[Records about charts and figures]
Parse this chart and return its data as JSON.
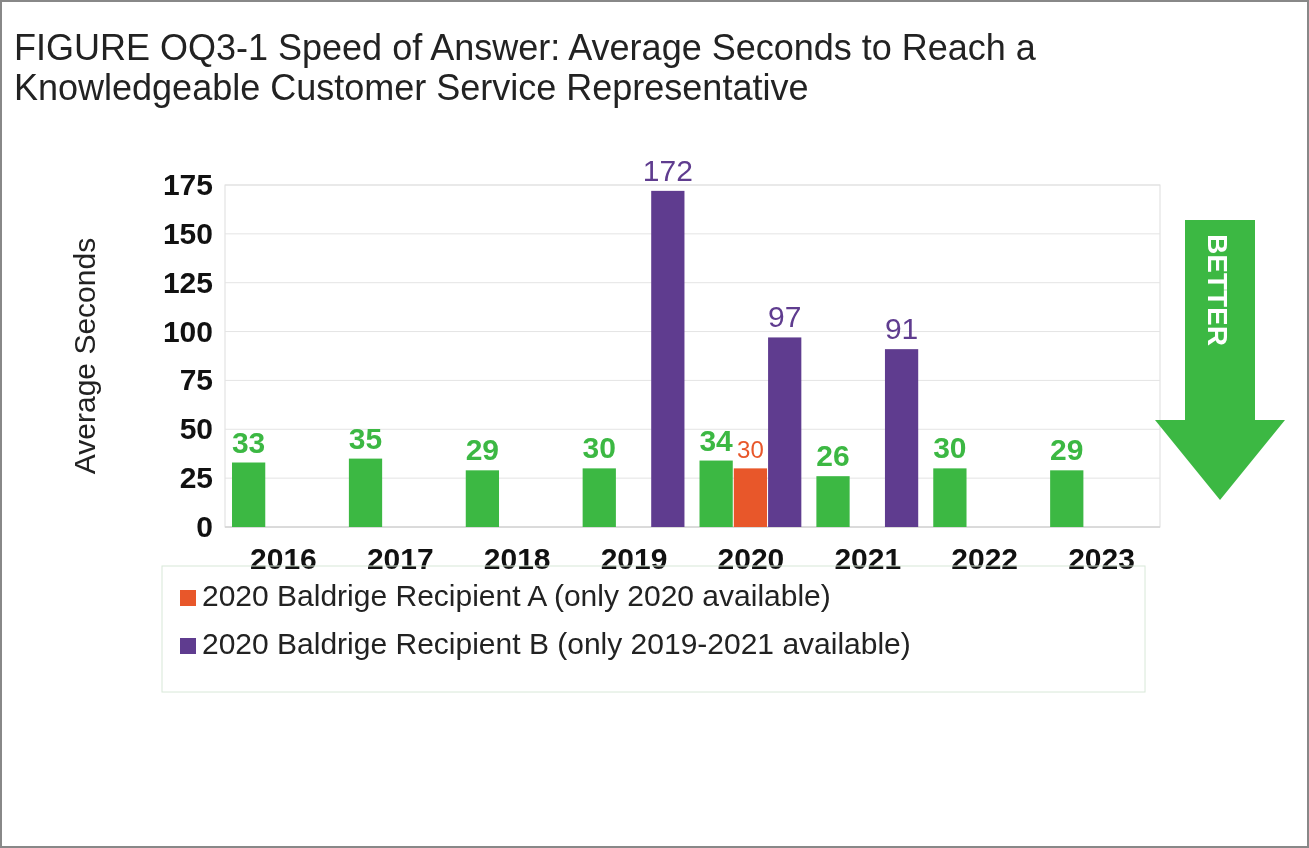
{
  "chart_data": {
    "type": "bar",
    "title": "FIGURE OQ3-1 Speed of Answer: Average Seconds to Reach a Knowledgeable Customer Service Representative",
    "ylabel": "Average Seconds",
    "annotations": [
      "BETTER"
    ],
    "categories": [
      "2016",
      "2017",
      "2018",
      "2019",
      "2020",
      "2021",
      "2022",
      "2023"
    ],
    "series": [
      {
        "color": "#3cb843",
        "values": [
          33,
          35,
          29,
          30,
          34,
          26,
          30,
          29
        ]
      },
      {
        "name": "2020 Baldrige Recipient A (only 2020 available)",
        "color": "#e8572a",
        "values": [
          null,
          null,
          null,
          null,
          30,
          null,
          null,
          null
        ]
      },
      {
        "name": "2020 Baldrige Recipient B (only 2019-2021 available)",
        "color": "#5f3c8f",
        "values": [
          null,
          null,
          null,
          172,
          97,
          91,
          null,
          null
        ]
      }
    ],
    "ylim": [
      0,
      175
    ],
    "yticks": [
      0,
      25,
      50,
      75,
      100,
      125,
      150,
      175
    ],
    "grid": "y",
    "legend": "bottom",
    "data_labels": true
  }
}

Your goal: Reproduce the listing above exactly, excluding all pictures.

Solution for this exercise:
Parse this chart and return its data as JSON.
{
  "chart_data": {
    "type": "bar",
    "title": "FIGURE OQ3-1 Speed of Answer: Average Seconds to Reach a Knowledgeable Customer Service Representative",
    "ylabel": "Average Seconds",
    "annotations": [
      "BETTER"
    ],
    "categories": [
      "2016",
      "2017",
      "2018",
      "2019",
      "2020",
      "2021",
      "2022",
      "2023"
    ],
    "series": [
      {
        "color": "#3cb843",
        "values": [
          33,
          35,
          29,
          30,
          34,
          26,
          30,
          29
        ]
      },
      {
        "name": "2020 Baldrige Recipient A (only 2020 available)",
        "color": "#e8572a",
        "values": [
          null,
          null,
          null,
          null,
          30,
          null,
          null,
          null
        ]
      },
      {
        "name": "2020 Baldrige Recipient B (only 2019-2021 available)",
        "color": "#5f3c8f",
        "values": [
          null,
          null,
          null,
          172,
          97,
          91,
          null,
          null
        ]
      }
    ],
    "ylim": [
      0,
      175
    ],
    "yticks": [
      0,
      25,
      50,
      75,
      100,
      125,
      150,
      175
    ],
    "grid": "y",
    "legend": "bottom",
    "data_labels": true
  }
}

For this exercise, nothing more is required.